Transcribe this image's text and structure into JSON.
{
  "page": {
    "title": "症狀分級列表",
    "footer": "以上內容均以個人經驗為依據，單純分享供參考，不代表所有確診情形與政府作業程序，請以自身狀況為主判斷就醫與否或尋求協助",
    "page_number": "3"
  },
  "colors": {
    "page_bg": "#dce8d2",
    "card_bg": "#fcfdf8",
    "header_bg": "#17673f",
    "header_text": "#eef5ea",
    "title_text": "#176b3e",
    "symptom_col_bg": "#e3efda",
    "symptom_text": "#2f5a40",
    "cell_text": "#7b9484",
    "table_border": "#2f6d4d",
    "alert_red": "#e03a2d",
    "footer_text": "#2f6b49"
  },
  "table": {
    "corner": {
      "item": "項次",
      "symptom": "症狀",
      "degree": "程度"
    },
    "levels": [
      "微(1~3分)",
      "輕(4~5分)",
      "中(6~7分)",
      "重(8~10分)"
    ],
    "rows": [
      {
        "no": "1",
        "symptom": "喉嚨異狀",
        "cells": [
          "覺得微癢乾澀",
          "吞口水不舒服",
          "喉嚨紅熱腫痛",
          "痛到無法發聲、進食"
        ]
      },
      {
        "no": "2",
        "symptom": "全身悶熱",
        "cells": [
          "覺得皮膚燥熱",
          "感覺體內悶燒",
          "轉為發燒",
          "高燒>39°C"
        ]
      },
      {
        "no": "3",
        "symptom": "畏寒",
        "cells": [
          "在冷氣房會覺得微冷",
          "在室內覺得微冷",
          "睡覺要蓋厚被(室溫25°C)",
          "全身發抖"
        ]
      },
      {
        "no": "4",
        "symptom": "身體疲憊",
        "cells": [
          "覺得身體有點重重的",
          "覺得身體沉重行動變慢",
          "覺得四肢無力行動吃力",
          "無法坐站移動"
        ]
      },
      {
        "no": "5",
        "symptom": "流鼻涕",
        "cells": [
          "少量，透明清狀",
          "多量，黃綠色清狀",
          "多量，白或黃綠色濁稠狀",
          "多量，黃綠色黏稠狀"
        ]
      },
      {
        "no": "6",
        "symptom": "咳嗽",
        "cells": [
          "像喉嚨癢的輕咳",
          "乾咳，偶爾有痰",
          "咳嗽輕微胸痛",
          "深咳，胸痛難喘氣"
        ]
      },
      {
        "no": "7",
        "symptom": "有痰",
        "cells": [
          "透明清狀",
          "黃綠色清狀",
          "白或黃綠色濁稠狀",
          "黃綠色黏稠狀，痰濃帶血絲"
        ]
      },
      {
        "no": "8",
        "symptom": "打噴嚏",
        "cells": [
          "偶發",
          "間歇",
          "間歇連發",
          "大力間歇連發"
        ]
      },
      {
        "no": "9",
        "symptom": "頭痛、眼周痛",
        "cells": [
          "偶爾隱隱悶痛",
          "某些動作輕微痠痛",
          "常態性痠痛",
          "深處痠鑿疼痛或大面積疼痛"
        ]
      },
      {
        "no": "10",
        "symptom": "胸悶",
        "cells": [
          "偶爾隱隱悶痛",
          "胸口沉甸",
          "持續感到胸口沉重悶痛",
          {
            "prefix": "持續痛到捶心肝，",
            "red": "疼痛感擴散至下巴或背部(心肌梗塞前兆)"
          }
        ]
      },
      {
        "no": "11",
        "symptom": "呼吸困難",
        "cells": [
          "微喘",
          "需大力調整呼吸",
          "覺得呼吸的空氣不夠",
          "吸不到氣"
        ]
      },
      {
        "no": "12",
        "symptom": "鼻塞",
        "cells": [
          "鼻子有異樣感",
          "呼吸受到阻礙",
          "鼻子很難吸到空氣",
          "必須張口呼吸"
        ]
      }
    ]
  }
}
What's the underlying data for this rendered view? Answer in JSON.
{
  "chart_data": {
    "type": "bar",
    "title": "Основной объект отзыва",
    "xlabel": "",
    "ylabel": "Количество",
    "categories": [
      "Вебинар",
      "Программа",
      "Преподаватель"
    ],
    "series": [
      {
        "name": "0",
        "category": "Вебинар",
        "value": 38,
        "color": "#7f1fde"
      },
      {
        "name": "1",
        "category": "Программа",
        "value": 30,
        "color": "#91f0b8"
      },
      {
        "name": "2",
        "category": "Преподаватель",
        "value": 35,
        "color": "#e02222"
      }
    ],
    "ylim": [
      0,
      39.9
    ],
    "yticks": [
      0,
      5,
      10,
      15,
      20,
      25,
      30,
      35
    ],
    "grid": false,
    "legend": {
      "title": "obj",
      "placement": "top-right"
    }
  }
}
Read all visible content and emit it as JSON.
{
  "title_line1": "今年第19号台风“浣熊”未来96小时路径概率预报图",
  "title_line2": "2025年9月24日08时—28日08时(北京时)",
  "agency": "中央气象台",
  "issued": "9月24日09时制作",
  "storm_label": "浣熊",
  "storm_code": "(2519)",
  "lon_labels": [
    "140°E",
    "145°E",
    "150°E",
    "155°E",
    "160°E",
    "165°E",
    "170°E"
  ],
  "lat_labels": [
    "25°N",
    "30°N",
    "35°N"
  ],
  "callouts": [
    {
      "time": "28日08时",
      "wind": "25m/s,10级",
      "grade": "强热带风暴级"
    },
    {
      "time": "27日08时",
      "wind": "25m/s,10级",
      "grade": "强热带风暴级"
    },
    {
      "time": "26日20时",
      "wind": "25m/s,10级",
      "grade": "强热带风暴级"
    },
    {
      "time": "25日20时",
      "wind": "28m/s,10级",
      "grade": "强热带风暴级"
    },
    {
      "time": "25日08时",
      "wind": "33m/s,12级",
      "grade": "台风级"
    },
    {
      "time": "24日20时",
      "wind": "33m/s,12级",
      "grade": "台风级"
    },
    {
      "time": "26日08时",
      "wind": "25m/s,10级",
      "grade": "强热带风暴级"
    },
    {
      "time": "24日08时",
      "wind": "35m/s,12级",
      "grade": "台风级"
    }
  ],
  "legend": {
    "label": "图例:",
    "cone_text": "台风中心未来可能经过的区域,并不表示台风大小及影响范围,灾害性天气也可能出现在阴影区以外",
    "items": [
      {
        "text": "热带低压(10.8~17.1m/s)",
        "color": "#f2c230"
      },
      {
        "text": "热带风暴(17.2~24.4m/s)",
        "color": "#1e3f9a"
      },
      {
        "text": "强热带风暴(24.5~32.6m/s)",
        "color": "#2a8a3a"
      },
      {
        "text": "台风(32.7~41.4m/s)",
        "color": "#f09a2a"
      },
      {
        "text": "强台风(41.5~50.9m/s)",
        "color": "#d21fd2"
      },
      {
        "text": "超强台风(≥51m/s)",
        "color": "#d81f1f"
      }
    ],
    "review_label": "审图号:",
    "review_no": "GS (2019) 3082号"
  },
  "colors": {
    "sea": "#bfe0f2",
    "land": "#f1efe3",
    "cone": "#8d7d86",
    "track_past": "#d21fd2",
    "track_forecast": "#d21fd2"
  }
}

------------------------------

The exercise
Find each line holding the word "this" and copy it.

Exercise output
Transcribe this image's text and structure into JSON.
What's the underlying data for this rendered view? Answer in JSON.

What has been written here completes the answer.